■ Provided data:
-------------------------

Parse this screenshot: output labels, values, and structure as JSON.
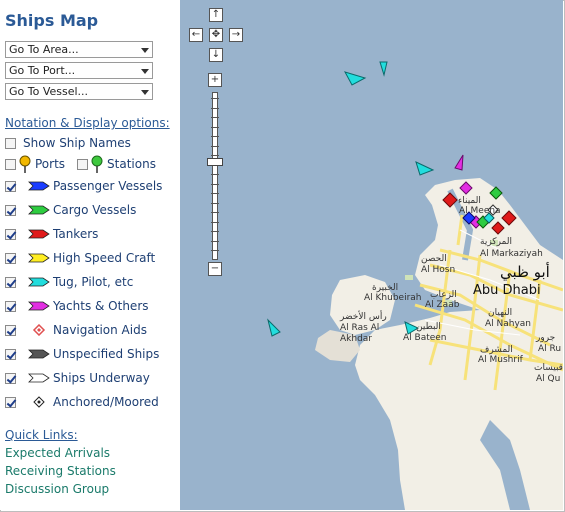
{
  "sidebar": {
    "title": "Ships Map",
    "selects": [
      {
        "value": "Go To Area..."
      },
      {
        "value": "Go To Port..."
      },
      {
        "value": "Go To Vessel..."
      }
    ],
    "notation_heading": "Notation & Display options:",
    "show_ship_names": {
      "label": "Show Ship Names",
      "checked": false
    },
    "ports": {
      "label": "Ports",
      "checked": false
    },
    "stations": {
      "label": "Stations",
      "checked": false
    },
    "vessel_types": [
      {
        "label": "Passenger Vessels",
        "color": "#1a3cff",
        "icon": "passenger-vessel-icon",
        "checked": true
      },
      {
        "label": "Cargo Vessels",
        "color": "#2ecc40",
        "icon": "cargo-vessel-icon",
        "checked": true
      },
      {
        "label": "Tankers",
        "color": "#e01a1a",
        "icon": "tanker-icon",
        "checked": true
      },
      {
        "label": "High Speed Craft",
        "color": "#ffee22",
        "icon": "high-speed-craft-icon",
        "checked": true
      },
      {
        "label": "Tug, Pilot, etc",
        "color": "#22dddd",
        "icon": "tug-pilot-icon",
        "checked": true
      },
      {
        "label": "Yachts & Others",
        "color": "#e22ee2",
        "icon": "yacht-icon",
        "checked": true
      },
      {
        "label": "Navigation Aids",
        "color": "#e05050",
        "icon": "navigation-aid-icon",
        "checked": true
      },
      {
        "label": "Unspecified Ships",
        "color": "#555555",
        "icon": "unspecified-ship-icon",
        "checked": true
      },
      {
        "label": "Ships Underway",
        "color": "#ffffff",
        "icon": "ship-underway-icon",
        "checked": true
      },
      {
        "label": "Anchored/Moored",
        "color": "#ffffff",
        "icon": "anchored-icon",
        "checked": true
      }
    ],
    "quick_links_heading": "Quick Links:",
    "quick_links": [
      "Expected Arrivals",
      "Receiving Stations",
      "Discussion Group"
    ]
  },
  "map": {
    "nav": {
      "up": "↑",
      "down": "↓",
      "left": "←",
      "right": "→",
      "center": "✥",
      "zoom_in": "+",
      "zoom_out": "−"
    },
    "labels": {
      "al_mina_ar": "الميناء",
      "al_meena": "Al Meena",
      "al_markaziya_ar": "المركزية",
      "al_markaziyah": "Al Markaziyah",
      "abu_dhabi_ar": "أبو ظبي",
      "abu_dhabi": "Abu Dhabi",
      "al_hosn_ar": "الحصن",
      "al_hosn": "Al Hosn",
      "al_khubeirah_ar": "الخبيرة",
      "al_khubeirah": "Al Khubeirah",
      "al_zaab_ar": "الزعاب",
      "al_zaab": "Al Zaab",
      "ras_al_akhdar_ar": "رأس الأخضر",
      "al_ras_al_akhdar": "Al Ras Al Akhdar",
      "al_bateen_ar": "البطين",
      "al_bateen": "Al Bateen",
      "al_nahyan_ar": "النهيان",
      "al_nahyan": "Al Nahyan",
      "al_mushrif_ar": "المشرف",
      "al_mushrif": "Al Mushrif",
      "al_qubaisat": "Al Qu",
      "qubaisat_ar": "قبيسات",
      "al_ru": "Al Ru",
      "ajrur_ar": "جرور",
      "al_mina_zone": "Al Meena"
    }
  }
}
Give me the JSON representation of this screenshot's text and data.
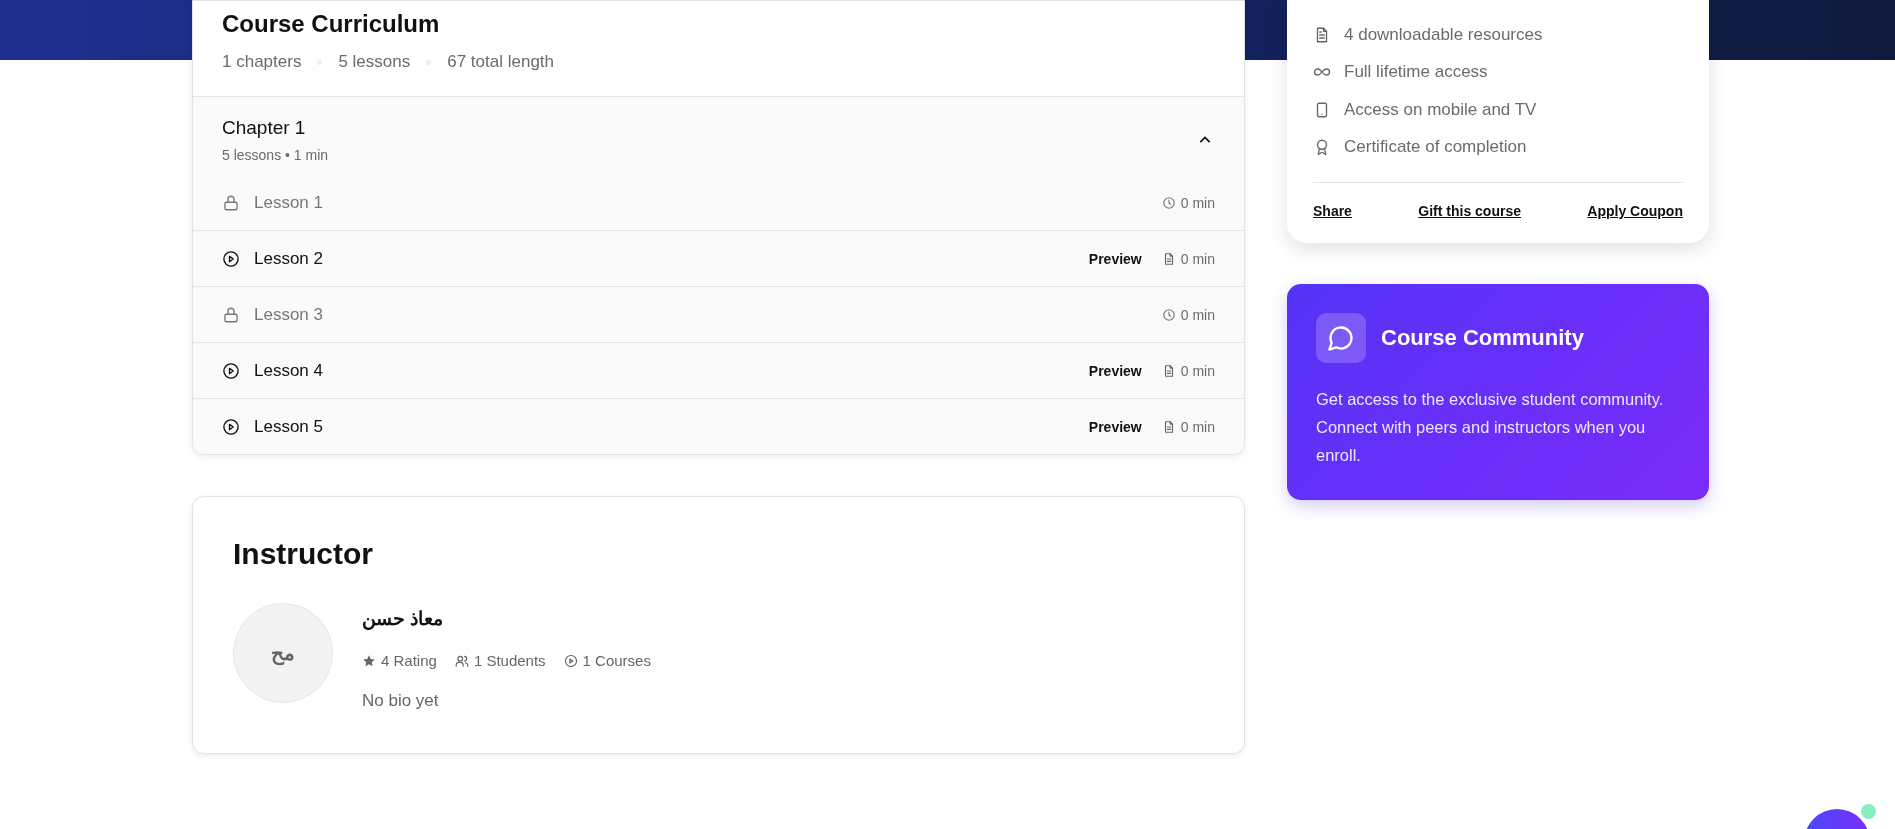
{
  "curriculum": {
    "title": "Course Curriculum",
    "stats": [
      "1 chapters",
      "5 lessons",
      "67 total length"
    ],
    "chapters": [
      {
        "title": "Chapter 1",
        "meta": "5 lessons • 1 min",
        "expanded": true,
        "lessons": [
          {
            "title": "Lesson 1",
            "kind": "locked",
            "duration": "0 min"
          },
          {
            "title": "Lesson 2",
            "kind": "preview",
            "preview": "Preview",
            "duration": "0 min"
          },
          {
            "title": "Lesson 3",
            "kind": "locked",
            "duration": "0 min"
          },
          {
            "title": "Lesson 4",
            "kind": "preview",
            "preview": "Preview",
            "duration": "0 min"
          },
          {
            "title": "Lesson 5",
            "kind": "preview",
            "preview": "Preview",
            "duration": "0 min"
          }
        ]
      }
    ]
  },
  "includes": {
    "items": [
      {
        "kind": "document",
        "text": "4 downloadable resources"
      },
      {
        "kind": "infinity",
        "text": "Full lifetime access"
      },
      {
        "kind": "mobile",
        "text": "Access on mobile and TV"
      },
      {
        "kind": "certificate",
        "text": "Certificate of completion"
      }
    ],
    "links": [
      "Share",
      "Gift this course",
      "Apply Coupon"
    ]
  },
  "community": {
    "title": "Course Community",
    "text": "Get access to the exclusive student community. Connect with peers and instructors when you enroll."
  },
  "instructor": {
    "heading": "Instructor",
    "initials": "مح",
    "name": "معاذ حسن",
    "stats": [
      {
        "kind": "rating",
        "text": "4 Rating"
      },
      {
        "kind": "students",
        "text": "1 Students"
      },
      {
        "kind": "courses",
        "text": "1 Courses"
      }
    ],
    "bio": "No bio yet"
  }
}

-------------------------

■ What you should do: Gather every line from the entries above where the word "labels" appears, and copy them.

■ Final result:
Parse this screenshot: output labels, values, and structure as JSON.
    "labels": {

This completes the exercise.